■ WRITTEN EXERCISE ■
Filter out everything except lines holding "this".

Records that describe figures
▽

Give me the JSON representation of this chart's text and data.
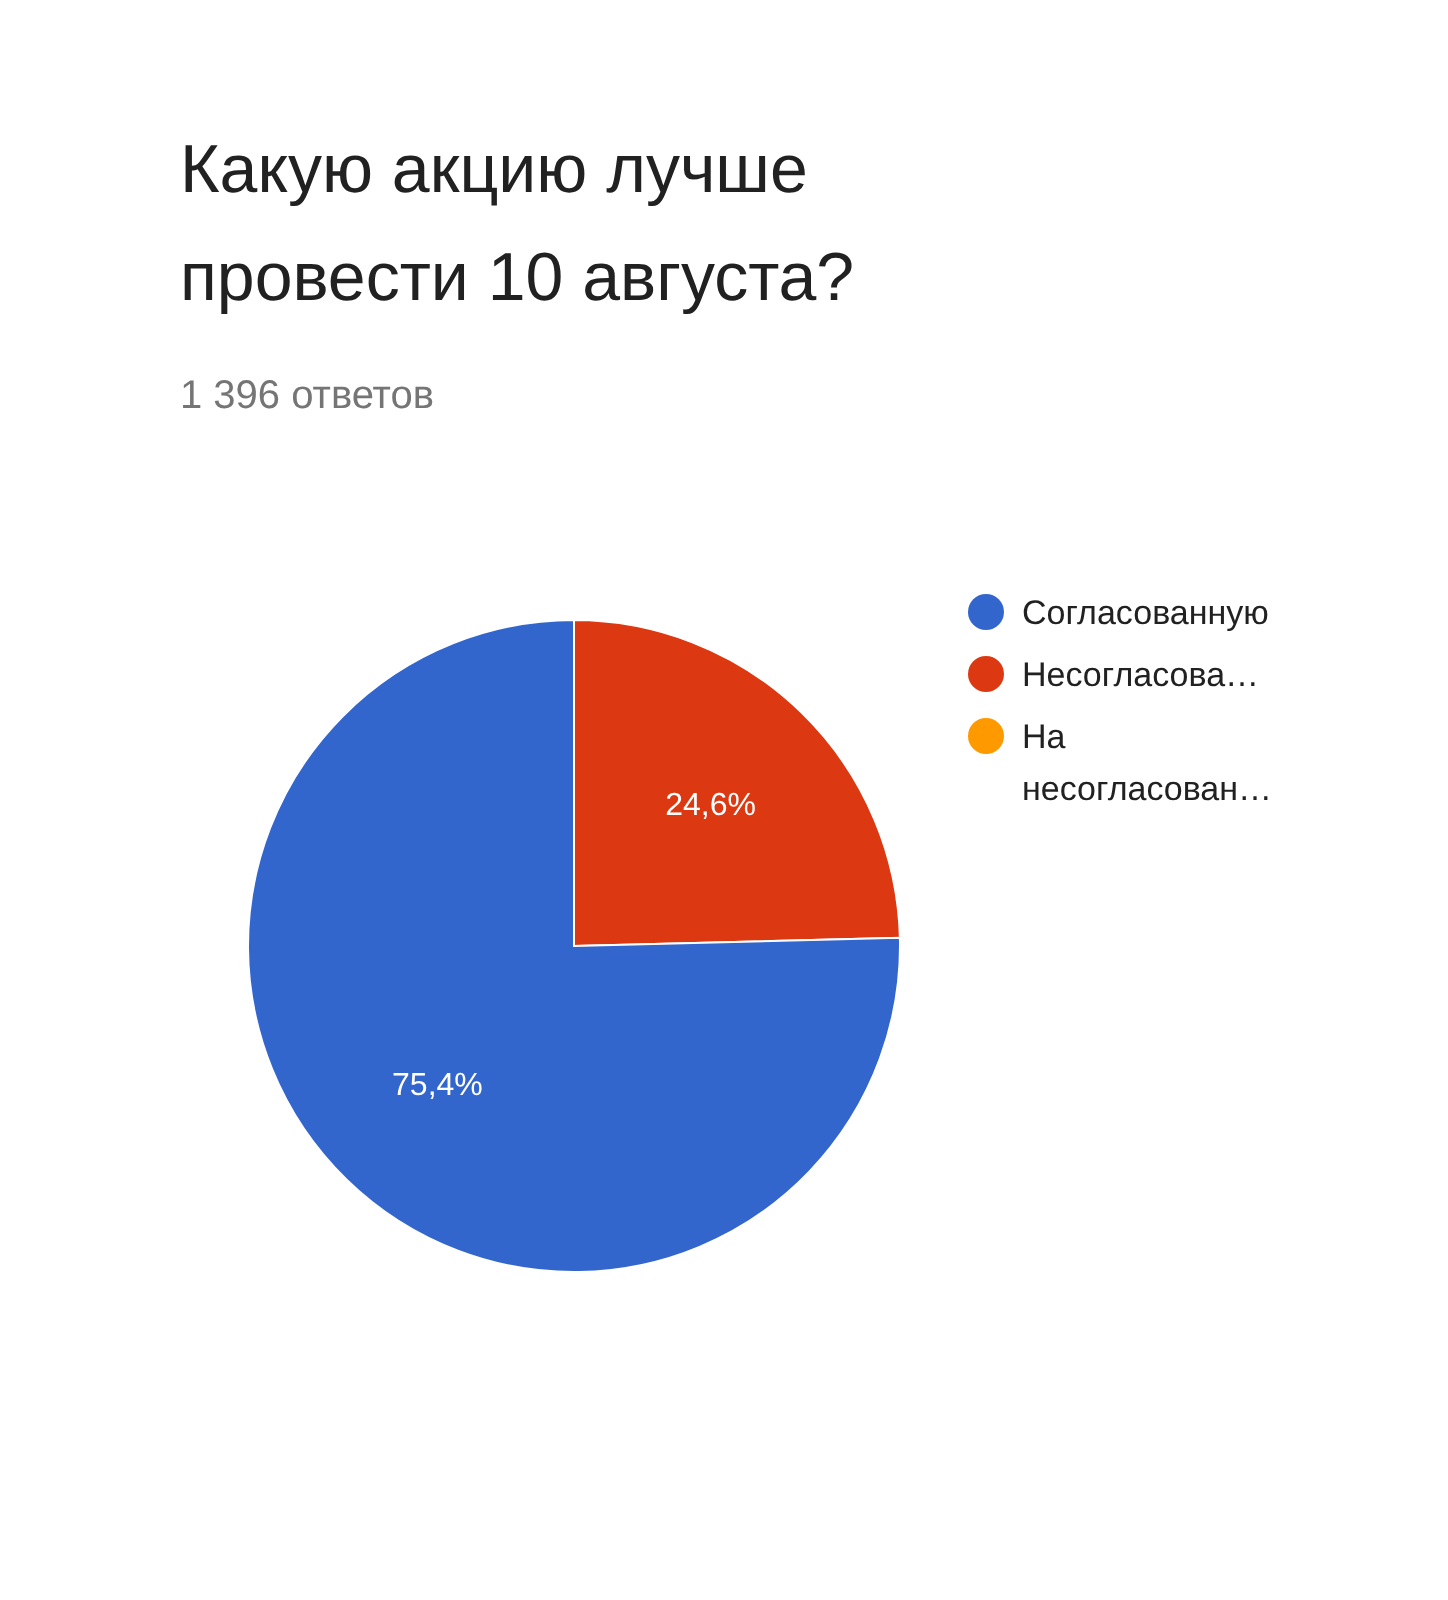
{
  "chart_data": {
    "type": "pie",
    "title": "Какую акцию лучше провести 10 августа?",
    "subtitle": "1 396 ответов",
    "categories": [
      "Согласованную",
      "Несогласова…",
      "На несогласован…"
    ],
    "values": [
      75.4,
      24.6,
      0
    ],
    "value_labels": [
      "75,4%",
      "24,6%",
      null
    ],
    "colors": [
      "#3366cc",
      "#dc3912",
      "#ff9900"
    ],
    "legend": "right"
  }
}
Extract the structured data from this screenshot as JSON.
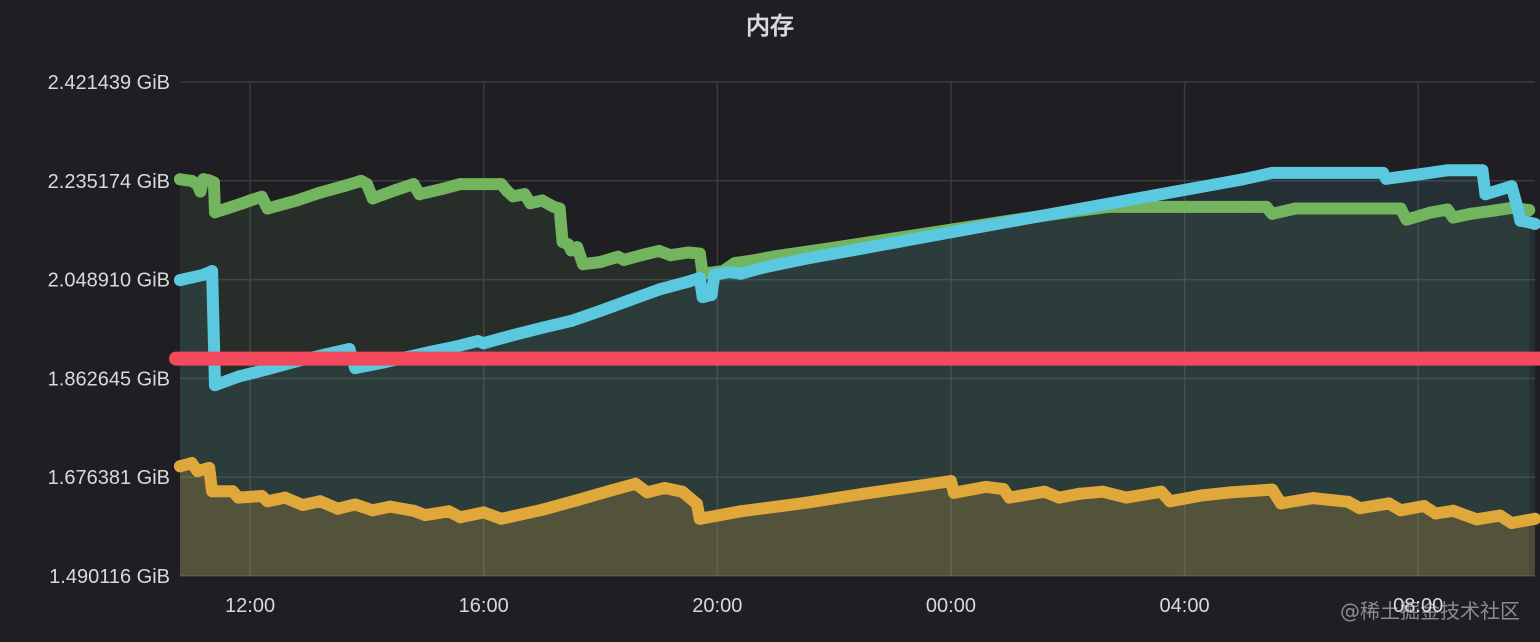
{
  "panel": {
    "title": "内存",
    "watermark": "@稀土掘金技术社区"
  },
  "colors": {
    "background": "#1f1f23",
    "grid": "#3a3a3f",
    "green": "#73b55f",
    "cyan": "#5ac8df",
    "orange": "#e0a73a",
    "threshold": "#f2495c"
  },
  "chart_data": {
    "type": "line",
    "title": "内存",
    "xlabel": "",
    "ylabel": "",
    "y_unit": "GiB",
    "ylim": [
      1.490116,
      2.421439
    ],
    "y_ticks": [
      "1.490116 GiB",
      "1.676381 GiB",
      "1.862645 GiB",
      "2.048910 GiB",
      "2.235174 GiB",
      "2.421439 GiB"
    ],
    "y_tick_values": [
      1.490116,
      1.676381,
      1.862645,
      2.04891,
      2.235174,
      2.421439
    ],
    "xlim": [
      10.8,
      34.0
    ],
    "x_ticks": [
      "12:00",
      "16:00",
      "20:00",
      "00:00",
      "04:00",
      "08:00"
    ],
    "x_tick_values": [
      12,
      16,
      20,
      24,
      28,
      32
    ],
    "x_note": "hours since 00:00 of the first day; values past 24 are the following day",
    "grid": true,
    "legend": "none",
    "threshold": {
      "value": 1.9,
      "color": "#f2495c"
    },
    "series": [
      {
        "color": "#73b55f",
        "fill": true,
        "points": [
          [
            10.8,
            2.238
          ],
          [
            11.0,
            2.235
          ],
          [
            11.1,
            2.228
          ],
          [
            11.15,
            2.215
          ],
          [
            11.2,
            2.238
          ],
          [
            11.3,
            2.236
          ],
          [
            11.38,
            2.232
          ],
          [
            11.4,
            2.176
          ],
          [
            11.6,
            2.183
          ],
          [
            11.85,
            2.192
          ],
          [
            12.0,
            2.198
          ],
          [
            12.2,
            2.205
          ],
          [
            12.3,
            2.183
          ],
          [
            12.8,
            2.198
          ],
          [
            13.2,
            2.213
          ],
          [
            13.6,
            2.225
          ],
          [
            13.9,
            2.235
          ],
          [
            14.0,
            2.229
          ],
          [
            14.1,
            2.202
          ],
          [
            14.5,
            2.218
          ],
          [
            14.8,
            2.229
          ],
          [
            14.9,
            2.21
          ],
          [
            15.3,
            2.22
          ],
          [
            15.6,
            2.229
          ],
          [
            16.3,
            2.229
          ],
          [
            16.4,
            2.216
          ],
          [
            16.5,
            2.206
          ],
          [
            16.7,
            2.21
          ],
          [
            16.8,
            2.193
          ],
          [
            17.0,
            2.198
          ],
          [
            17.2,
            2.186
          ],
          [
            17.3,
            2.183
          ],
          [
            17.35,
            2.12
          ],
          [
            17.45,
            2.115
          ],
          [
            17.5,
            2.104
          ],
          [
            17.6,
            2.11
          ],
          [
            17.7,
            2.078
          ],
          [
            18.0,
            2.082
          ],
          [
            18.3,
            2.092
          ],
          [
            18.4,
            2.086
          ],
          [
            18.7,
            2.095
          ],
          [
            19.0,
            2.103
          ],
          [
            19.2,
            2.095
          ],
          [
            19.5,
            2.1
          ],
          [
            19.7,
            2.098
          ],
          [
            19.75,
            2.06
          ],
          [
            20.1,
            2.065
          ],
          [
            20.3,
            2.08
          ],
          [
            20.6,
            2.085
          ],
          [
            21.0,
            2.093
          ],
          [
            22.0,
            2.109
          ],
          [
            23.0,
            2.126
          ],
          [
            24.0,
            2.143
          ],
          [
            25.0,
            2.16
          ],
          [
            26.0,
            2.176
          ],
          [
            26.7,
            2.186
          ],
          [
            28.0,
            2.186
          ],
          [
            29.0,
            2.186
          ],
          [
            29.4,
            2.186
          ],
          [
            29.5,
            2.173
          ],
          [
            29.9,
            2.183
          ],
          [
            30.4,
            2.183
          ],
          [
            31.0,
            2.183
          ],
          [
            31.7,
            2.183
          ],
          [
            31.8,
            2.162
          ],
          [
            32.2,
            2.175
          ],
          [
            32.5,
            2.181
          ],
          [
            32.6,
            2.166
          ],
          [
            32.9,
            2.173
          ],
          [
            33.3,
            2.179
          ],
          [
            33.6,
            2.184
          ],
          [
            33.9,
            2.18
          ]
        ]
      },
      {
        "color": "#5ac8df",
        "fill": true,
        "points": [
          [
            10.8,
            2.048
          ],
          [
            11.2,
            2.058
          ],
          [
            11.35,
            2.065
          ],
          [
            11.4,
            1.85
          ],
          [
            11.8,
            1.866
          ],
          [
            12.3,
            1.88
          ],
          [
            12.8,
            1.895
          ],
          [
            13.3,
            1.908
          ],
          [
            13.7,
            1.918
          ],
          [
            13.8,
            1.882
          ],
          [
            14.3,
            1.893
          ],
          [
            14.7,
            1.903
          ],
          [
            15.1,
            1.913
          ],
          [
            15.5,
            1.922
          ],
          [
            15.9,
            1.933
          ],
          [
            16.0,
            1.929
          ],
          [
            16.5,
            1.944
          ],
          [
            17.0,
            1.958
          ],
          [
            17.5,
            1.971
          ],
          [
            18.0,
            1.99
          ],
          [
            18.5,
            2.01
          ],
          [
            19.0,
            2.03
          ],
          [
            19.5,
            2.045
          ],
          [
            19.7,
            2.052
          ],
          [
            19.75,
            2.016
          ],
          [
            19.9,
            2.02
          ],
          [
            19.95,
            2.058
          ],
          [
            20.2,
            2.063
          ],
          [
            20.4,
            2.06
          ],
          [
            20.8,
            2.072
          ],
          [
            21.5,
            2.088
          ],
          [
            22.5,
            2.108
          ],
          [
            23.5,
            2.128
          ],
          [
            24.5,
            2.148
          ],
          [
            25.5,
            2.168
          ],
          [
            26.5,
            2.188
          ],
          [
            27.5,
            2.208
          ],
          [
            28.5,
            2.228
          ],
          [
            29.0,
            2.238
          ],
          [
            29.5,
            2.25
          ],
          [
            30.0,
            2.25
          ],
          [
            31.1,
            2.25
          ],
          [
            31.4,
            2.25
          ],
          [
            31.45,
            2.239
          ],
          [
            32.0,
            2.247
          ],
          [
            32.5,
            2.255
          ],
          [
            33.0,
            2.255
          ],
          [
            33.1,
            2.255
          ],
          [
            33.15,
            2.21
          ],
          [
            33.6,
            2.225
          ],
          [
            33.7,
            2.184
          ],
          [
            33.75,
            2.16
          ],
          [
            33.85,
            2.158
          ],
          [
            34.0,
            2.154
          ]
        ]
      },
      {
        "color": "#e0a73a",
        "fill": true,
        "points": [
          [
            10.8,
            1.697
          ],
          [
            11.0,
            1.703
          ],
          [
            11.1,
            1.688
          ],
          [
            11.3,
            1.694
          ],
          [
            11.35,
            1.65
          ],
          [
            11.7,
            1.65
          ],
          [
            11.8,
            1.638
          ],
          [
            12.2,
            1.641
          ],
          [
            12.3,
            1.631
          ],
          [
            12.6,
            1.638
          ],
          [
            12.9,
            1.624
          ],
          [
            13.2,
            1.631
          ],
          [
            13.5,
            1.617
          ],
          [
            13.8,
            1.625
          ],
          [
            14.1,
            1.614
          ],
          [
            14.4,
            1.621
          ],
          [
            14.8,
            1.613
          ],
          [
            15.0,
            1.605
          ],
          [
            15.4,
            1.612
          ],
          [
            15.6,
            1.601
          ],
          [
            16.0,
            1.61
          ],
          [
            16.3,
            1.598
          ],
          [
            17.0,
            1.615
          ],
          [
            17.6,
            1.633
          ],
          [
            18.2,
            1.652
          ],
          [
            18.6,
            1.664
          ],
          [
            18.8,
            1.648
          ],
          [
            19.1,
            1.656
          ],
          [
            19.4,
            1.649
          ],
          [
            19.65,
            1.626
          ],
          [
            19.7,
            1.598
          ],
          [
            20.4,
            1.612
          ],
          [
            21.5,
            1.628
          ],
          [
            22.5,
            1.645
          ],
          [
            23.5,
            1.661
          ],
          [
            24.0,
            1.669
          ],
          [
            24.05,
            1.647
          ],
          [
            24.6,
            1.658
          ],
          [
            24.9,
            1.654
          ],
          [
            25.0,
            1.638
          ],
          [
            25.6,
            1.649
          ],
          [
            25.85,
            1.638
          ],
          [
            26.2,
            1.645
          ],
          [
            26.6,
            1.649
          ],
          [
            27.0,
            1.638
          ],
          [
            27.6,
            1.649
          ],
          [
            27.75,
            1.631
          ],
          [
            28.3,
            1.642
          ],
          [
            28.8,
            1.648
          ],
          [
            29.5,
            1.653
          ],
          [
            29.65,
            1.627
          ],
          [
            30.2,
            1.637
          ],
          [
            30.8,
            1.63
          ],
          [
            31.0,
            1.618
          ],
          [
            31.5,
            1.627
          ],
          [
            31.7,
            1.614
          ],
          [
            32.1,
            1.622
          ],
          [
            32.3,
            1.608
          ],
          [
            32.6,
            1.613
          ],
          [
            33.0,
            1.597
          ],
          [
            33.4,
            1.604
          ],
          [
            33.6,
            1.59
          ],
          [
            34.0,
            1.598
          ]
        ]
      }
    ]
  }
}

△

■ TASK ANSWER ■
Give me the JSON representation of this chart's text and data.
Extract the structured data from this screenshot as JSON.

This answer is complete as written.